**Problem to work on**
Exactly reproduce the line that contains "Transcribe this image's" and all lines after it in the entries below, through the very last line.

(Extracted data entries)
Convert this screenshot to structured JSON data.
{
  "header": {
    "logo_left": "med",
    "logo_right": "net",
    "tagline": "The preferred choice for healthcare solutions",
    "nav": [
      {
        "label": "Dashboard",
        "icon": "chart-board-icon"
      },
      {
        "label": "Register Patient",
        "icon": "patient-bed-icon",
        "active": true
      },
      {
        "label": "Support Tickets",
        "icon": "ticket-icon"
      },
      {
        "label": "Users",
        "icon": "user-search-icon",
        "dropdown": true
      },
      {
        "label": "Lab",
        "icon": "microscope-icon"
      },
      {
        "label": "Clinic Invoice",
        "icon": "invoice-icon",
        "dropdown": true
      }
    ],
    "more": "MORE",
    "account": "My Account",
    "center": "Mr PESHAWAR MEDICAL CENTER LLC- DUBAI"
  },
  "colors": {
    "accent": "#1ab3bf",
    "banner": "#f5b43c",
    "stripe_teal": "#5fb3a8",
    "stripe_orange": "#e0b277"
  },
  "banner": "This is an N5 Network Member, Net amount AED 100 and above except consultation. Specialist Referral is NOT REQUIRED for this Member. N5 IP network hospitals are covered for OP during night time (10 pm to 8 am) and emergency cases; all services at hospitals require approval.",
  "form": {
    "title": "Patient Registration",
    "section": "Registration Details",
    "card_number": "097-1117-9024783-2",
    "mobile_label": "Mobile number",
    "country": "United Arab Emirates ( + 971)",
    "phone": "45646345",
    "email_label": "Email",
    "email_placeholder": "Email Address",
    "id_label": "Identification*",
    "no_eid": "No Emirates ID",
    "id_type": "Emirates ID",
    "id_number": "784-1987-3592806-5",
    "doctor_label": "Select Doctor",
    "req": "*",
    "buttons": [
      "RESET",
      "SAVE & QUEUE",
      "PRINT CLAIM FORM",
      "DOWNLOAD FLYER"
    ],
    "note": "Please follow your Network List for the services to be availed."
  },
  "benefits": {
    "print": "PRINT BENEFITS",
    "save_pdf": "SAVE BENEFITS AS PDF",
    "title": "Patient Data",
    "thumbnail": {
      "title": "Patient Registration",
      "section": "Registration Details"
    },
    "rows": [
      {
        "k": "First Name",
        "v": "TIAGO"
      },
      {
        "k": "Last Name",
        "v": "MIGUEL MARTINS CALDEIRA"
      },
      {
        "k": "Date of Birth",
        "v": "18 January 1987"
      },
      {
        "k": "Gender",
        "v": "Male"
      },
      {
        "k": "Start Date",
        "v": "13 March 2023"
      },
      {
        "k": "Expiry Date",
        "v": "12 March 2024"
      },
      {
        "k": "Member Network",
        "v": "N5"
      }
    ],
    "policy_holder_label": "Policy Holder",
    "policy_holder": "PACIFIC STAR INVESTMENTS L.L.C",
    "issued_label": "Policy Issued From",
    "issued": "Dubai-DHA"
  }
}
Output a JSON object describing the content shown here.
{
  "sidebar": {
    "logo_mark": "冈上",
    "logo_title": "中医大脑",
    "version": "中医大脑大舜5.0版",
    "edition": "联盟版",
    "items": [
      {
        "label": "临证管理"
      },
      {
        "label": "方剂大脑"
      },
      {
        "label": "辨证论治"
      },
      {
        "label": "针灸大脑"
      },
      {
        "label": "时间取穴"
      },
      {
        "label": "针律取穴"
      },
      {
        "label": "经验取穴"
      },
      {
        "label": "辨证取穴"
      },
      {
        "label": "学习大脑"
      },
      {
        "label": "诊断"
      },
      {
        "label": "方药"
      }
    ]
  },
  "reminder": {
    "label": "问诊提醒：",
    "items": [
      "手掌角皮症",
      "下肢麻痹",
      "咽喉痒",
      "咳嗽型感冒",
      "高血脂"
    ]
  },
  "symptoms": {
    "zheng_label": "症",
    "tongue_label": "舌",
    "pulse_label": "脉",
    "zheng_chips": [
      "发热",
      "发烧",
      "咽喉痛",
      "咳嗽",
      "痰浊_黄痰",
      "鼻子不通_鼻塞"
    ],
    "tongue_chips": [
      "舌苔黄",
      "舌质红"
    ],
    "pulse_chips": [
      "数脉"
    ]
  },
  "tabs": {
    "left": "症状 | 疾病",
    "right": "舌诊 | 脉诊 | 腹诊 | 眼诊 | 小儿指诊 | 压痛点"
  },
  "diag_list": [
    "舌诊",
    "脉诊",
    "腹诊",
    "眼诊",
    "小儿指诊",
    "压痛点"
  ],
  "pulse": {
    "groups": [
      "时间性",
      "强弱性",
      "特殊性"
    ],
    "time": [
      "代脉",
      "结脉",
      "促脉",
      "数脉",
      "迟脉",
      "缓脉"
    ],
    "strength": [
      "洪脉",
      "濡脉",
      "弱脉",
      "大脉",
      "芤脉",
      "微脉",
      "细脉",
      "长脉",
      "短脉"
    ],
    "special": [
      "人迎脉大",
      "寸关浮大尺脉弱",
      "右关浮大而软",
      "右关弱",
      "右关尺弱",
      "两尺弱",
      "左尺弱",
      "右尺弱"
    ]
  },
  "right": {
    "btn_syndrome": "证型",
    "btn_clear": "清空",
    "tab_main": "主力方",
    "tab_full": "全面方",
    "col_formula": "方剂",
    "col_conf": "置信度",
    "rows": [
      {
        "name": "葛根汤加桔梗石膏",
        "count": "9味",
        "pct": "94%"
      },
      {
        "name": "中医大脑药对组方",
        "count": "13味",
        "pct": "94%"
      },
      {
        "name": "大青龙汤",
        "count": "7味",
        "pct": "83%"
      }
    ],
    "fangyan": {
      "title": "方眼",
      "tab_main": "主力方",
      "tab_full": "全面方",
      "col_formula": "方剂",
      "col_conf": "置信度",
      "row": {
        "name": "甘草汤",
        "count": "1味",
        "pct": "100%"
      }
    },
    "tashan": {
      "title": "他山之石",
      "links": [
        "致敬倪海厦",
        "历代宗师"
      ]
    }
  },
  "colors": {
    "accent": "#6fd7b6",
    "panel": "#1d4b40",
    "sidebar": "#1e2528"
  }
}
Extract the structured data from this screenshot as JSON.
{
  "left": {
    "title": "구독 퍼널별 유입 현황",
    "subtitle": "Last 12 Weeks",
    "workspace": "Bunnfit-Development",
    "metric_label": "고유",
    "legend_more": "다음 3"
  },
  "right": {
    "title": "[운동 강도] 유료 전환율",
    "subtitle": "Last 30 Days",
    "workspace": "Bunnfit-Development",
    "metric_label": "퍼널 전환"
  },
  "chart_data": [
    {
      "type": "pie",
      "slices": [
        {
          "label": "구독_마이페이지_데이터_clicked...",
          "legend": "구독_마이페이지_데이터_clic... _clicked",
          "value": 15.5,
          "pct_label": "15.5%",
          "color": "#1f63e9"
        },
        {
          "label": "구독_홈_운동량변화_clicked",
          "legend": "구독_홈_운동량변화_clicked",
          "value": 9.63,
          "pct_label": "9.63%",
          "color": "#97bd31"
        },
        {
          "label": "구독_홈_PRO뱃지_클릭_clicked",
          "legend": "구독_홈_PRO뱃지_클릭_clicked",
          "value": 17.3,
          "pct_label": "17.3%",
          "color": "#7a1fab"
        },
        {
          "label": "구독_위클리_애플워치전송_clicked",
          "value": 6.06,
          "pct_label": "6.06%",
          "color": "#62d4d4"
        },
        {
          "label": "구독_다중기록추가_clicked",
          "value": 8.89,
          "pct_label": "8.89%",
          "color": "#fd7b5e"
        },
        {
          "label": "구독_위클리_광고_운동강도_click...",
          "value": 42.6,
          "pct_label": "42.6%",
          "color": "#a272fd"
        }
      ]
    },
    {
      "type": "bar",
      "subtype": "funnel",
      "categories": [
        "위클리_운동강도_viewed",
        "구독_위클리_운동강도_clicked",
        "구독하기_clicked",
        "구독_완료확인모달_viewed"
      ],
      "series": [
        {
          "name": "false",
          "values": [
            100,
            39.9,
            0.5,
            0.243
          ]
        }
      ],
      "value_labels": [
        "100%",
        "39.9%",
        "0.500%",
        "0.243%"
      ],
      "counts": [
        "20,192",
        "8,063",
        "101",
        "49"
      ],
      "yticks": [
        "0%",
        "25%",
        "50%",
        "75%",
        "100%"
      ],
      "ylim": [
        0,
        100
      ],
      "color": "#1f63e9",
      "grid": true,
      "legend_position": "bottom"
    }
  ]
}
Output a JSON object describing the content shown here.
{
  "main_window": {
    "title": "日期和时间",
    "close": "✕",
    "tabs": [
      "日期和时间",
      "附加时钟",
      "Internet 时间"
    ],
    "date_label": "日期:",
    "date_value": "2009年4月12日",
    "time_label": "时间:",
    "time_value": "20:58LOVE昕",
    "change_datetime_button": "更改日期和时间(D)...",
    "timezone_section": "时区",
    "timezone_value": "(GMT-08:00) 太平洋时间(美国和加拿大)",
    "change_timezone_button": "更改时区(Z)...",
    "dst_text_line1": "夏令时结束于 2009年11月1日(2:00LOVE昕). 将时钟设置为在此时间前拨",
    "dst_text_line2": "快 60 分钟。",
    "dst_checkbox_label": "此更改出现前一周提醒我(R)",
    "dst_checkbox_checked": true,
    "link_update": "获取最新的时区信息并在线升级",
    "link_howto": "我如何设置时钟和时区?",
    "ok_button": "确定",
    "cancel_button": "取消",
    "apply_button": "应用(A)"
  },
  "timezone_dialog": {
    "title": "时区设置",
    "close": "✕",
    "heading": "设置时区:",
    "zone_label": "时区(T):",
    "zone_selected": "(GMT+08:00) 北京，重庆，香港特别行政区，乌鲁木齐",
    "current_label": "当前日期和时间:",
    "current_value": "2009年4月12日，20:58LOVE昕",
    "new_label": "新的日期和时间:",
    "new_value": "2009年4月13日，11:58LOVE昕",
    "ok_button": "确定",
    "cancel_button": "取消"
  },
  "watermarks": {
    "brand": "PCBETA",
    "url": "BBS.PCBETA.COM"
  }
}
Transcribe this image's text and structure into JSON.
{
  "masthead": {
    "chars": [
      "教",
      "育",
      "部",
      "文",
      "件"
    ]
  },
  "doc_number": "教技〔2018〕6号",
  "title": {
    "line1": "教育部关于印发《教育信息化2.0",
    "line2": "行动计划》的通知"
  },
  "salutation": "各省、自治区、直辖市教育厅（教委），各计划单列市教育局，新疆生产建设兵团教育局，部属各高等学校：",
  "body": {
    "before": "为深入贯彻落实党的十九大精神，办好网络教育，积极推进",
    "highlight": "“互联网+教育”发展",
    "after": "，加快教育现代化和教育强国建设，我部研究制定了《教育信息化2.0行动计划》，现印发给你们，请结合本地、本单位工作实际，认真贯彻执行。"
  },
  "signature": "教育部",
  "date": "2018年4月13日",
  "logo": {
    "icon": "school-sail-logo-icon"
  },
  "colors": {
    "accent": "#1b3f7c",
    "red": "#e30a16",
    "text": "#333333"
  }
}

**Exercise answer**
Transcribe this image's text and structure into JSON.
{
  "masthead": {
    "chars": [
      "教",
      "育",
      "部",
      "文",
      "件"
    ]
  },
  "doc_number": "教技〔2018〕6号",
  "title": {
    "line1": "教育部关于印发《教育信息化2.0",
    "line2": "行动计划》的通知"
  },
  "salutation": "各省、自治区、直辖市教育厅（教委），各计划单列市教育局，新疆生产建设兵团教育局，部属各高等学校：",
  "body": {
    "before": "为深入贯彻落实党的十九大精神，办好网络教育，积极推进",
    "highlight": "“互联网+教育”发展",
    "after": "，加快教育现代化和教育强国建设，我部研究制定了《教育信息化2.0行动计划》，现印发给你们，请结合本地、本单位工作实际，认真贯彻执行。"
  },
  "signature": "教育部",
  "date": "2018年4月13日",
  "logo": {
    "icon": "school-sail-logo-icon"
  },
  "colors": {
    "accent": "#1b3f7c",
    "red": "#e30a16",
    "text": "#333333"
  }
}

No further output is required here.